### What to do:
Every entry must be repeated exactly in the answer.
*** Provided material Section Begins ***
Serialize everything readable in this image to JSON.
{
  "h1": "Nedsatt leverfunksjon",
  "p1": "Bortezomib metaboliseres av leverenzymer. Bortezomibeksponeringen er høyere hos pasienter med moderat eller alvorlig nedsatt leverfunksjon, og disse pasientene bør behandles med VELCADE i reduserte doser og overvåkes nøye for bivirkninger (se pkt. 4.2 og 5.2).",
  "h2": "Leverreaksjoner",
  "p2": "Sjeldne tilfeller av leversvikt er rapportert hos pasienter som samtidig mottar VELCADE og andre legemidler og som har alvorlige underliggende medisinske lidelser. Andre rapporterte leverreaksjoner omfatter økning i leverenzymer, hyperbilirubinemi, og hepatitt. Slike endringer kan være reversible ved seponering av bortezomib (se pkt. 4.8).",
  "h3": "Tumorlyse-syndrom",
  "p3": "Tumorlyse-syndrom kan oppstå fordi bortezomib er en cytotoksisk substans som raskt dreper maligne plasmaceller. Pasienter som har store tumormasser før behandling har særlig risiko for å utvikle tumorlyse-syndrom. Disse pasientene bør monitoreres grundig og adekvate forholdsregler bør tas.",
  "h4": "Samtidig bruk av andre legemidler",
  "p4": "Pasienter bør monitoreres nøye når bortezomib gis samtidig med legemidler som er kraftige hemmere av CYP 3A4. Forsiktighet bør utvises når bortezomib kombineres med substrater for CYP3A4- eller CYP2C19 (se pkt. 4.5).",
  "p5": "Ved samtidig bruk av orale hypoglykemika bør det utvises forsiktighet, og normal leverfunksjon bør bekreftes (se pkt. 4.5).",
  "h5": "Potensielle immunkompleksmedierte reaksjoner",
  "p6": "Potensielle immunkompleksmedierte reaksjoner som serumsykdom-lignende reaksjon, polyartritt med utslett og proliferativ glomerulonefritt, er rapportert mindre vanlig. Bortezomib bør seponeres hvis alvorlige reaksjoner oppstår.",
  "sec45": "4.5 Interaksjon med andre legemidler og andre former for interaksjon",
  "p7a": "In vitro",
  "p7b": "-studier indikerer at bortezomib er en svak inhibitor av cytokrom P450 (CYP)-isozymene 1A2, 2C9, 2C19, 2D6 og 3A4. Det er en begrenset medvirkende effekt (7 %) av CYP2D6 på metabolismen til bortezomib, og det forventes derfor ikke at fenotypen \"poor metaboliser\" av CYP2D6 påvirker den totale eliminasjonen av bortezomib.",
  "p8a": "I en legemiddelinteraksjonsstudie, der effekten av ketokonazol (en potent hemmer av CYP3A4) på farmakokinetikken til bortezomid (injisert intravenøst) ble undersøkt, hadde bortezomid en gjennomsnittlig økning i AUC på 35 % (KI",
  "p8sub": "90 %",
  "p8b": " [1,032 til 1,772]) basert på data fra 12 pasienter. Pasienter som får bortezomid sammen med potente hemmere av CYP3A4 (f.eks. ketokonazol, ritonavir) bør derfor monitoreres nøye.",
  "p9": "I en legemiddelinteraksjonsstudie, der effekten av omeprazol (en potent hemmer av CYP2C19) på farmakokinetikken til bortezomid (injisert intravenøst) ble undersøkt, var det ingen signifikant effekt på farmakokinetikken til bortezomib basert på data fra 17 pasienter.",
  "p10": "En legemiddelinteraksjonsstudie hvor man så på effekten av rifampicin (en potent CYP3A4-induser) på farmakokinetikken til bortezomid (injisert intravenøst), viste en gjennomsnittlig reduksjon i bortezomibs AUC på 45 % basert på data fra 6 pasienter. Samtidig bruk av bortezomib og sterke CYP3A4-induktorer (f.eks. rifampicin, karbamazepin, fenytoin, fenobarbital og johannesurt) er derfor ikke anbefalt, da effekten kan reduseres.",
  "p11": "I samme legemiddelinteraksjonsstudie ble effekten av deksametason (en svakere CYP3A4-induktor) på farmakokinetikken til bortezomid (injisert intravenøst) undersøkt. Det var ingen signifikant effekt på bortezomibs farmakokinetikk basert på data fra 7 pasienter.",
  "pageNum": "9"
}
*** Provided material Section Ends ***
### Response area:
Serialize everything readable in this image to JSON.
{
  "h1": "Nedsatt leverfunksjon",
  "p1": "Bortezomib metaboliseres av leverenzymer. Bortezomibeksponeringen er høyere hos pasienter med moderat eller alvorlig nedsatt leverfunksjon, og disse pasientene bør behandles med VELCADE i reduserte doser og overvåkes nøye for bivirkninger (se pkt. 4.2 og 5.2).",
  "h2": "Leverreaksjoner",
  "p2": "Sjeldne tilfeller av leversvikt er rapportert hos pasienter som samtidig mottar VELCADE og andre legemidler og som har alvorlige underliggende medisinske lidelser. Andre rapporterte leverreaksjoner omfatter økning i leverenzymer, hyperbilirubinemi, og hepatitt. Slike endringer kan være reversible ved seponering av bortezomib (se pkt. 4.8).",
  "h3": "Tumorlyse-syndrom",
  "p3": "Tumorlyse-syndrom kan oppstå fordi bortezomib er en cytotoksisk substans som raskt dreper maligne plasmaceller. Pasienter som har store tumormasser før behandling har særlig risiko for å utvikle tumorlyse-syndrom. Disse pasientene bør monitoreres grundig og adekvate forholdsregler bør tas.",
  "h4": "Samtidig bruk av andre legemidler",
  "p4": "Pasienter bør monitoreres nøye når bortezomib gis samtidig med legemidler som er kraftige hemmere av CYP 3A4. Forsiktighet bør utvises når bortezomib kombineres med substrater for CYP3A4- eller CYP2C19 (se pkt. 4.5).",
  "p5": "Ved samtidig bruk av orale hypoglykemika bør det utvises forsiktighet, og normal leverfunksjon bør bekreftes (se pkt. 4.5).",
  "h5": "Potensielle immunkompleksmedierte reaksjoner",
  "p6": "Potensielle immunkompleksmedierte reaksjoner som serumsykdom-lignende reaksjon, polyartritt med utslett og proliferativ glomerulonefritt, er rapportert mindre vanlig. Bortezomib bør seponeres hvis alvorlige reaksjoner oppstår.",
  "sec45": "4.5 Interaksjon med andre legemidler og andre former for interaksjon",
  "p7a": "In vitro",
  "p7b": "-studier indikerer at bortezomib er en svak inhibitor av cytokrom P450 (CYP)-isozymene 1A2, 2C9, 2C19, 2D6 og 3A4. Det er en begrenset medvirkende effekt (7 %) av CYP2D6 på metabolismen til bortezomib, og det forventes derfor ikke at fenotypen \"poor metaboliser\" av CYP2D6 påvirker den totale eliminasjonen av bortezomib.",
  "p8a": "I en legemiddelinteraksjonsstudie, der effekten av ketokonazol (en potent hemmer av CYP3A4) på farmakokinetikken til bortezomid (injisert intravenøst) ble undersøkt, hadde bortezomid en gjennomsnittlig økning i AUC på 35 % (KI",
  "p8sub": "90 %",
  "p8b": " [1,032 til 1,772]) basert på data fra 12 pasienter. Pasienter som får bortezomid sammen med potente hemmere av CYP3A4 (f.eks. ketokonazol, ritonavir) bør derfor monitoreres nøye.",
  "p9": "I en legemiddelinteraksjonsstudie, der effekten av omeprazol (en potent hemmer av CYP2C19) på farmakokinetikken til bortezomid (injisert intravenøst) ble undersøkt, var det ingen signifikant effekt på farmakokinetikken til bortezomib basert på data fra 17 pasienter.",
  "p10": "En legemiddelinteraksjonsstudie hvor man så på effekten av rifampicin (en potent CYP3A4-induser) på farmakokinetikken til bortezomid (injisert intravenøst), viste en gjennomsnittlig reduksjon i bortezomibs AUC på 45 % basert på data fra 6 pasienter. Samtidig bruk av bortezomib og sterke CYP3A4-induktorer (f.eks. rifampicin, karbamazepin, fenytoin, fenobarbital og johannesurt) er derfor ikke anbefalt, da effekten kan reduseres.",
  "p11": "I samme legemiddelinteraksjonsstudie ble effekten av deksametason (en svakere CYP3A4-induktor) på farmakokinetikken til bortezomid (injisert intravenøst) undersøkt. Det var ingen signifikant effekt på bortezomibs farmakokinetikk basert på data fra 7 pasienter.",
  "pageNum": "9"
}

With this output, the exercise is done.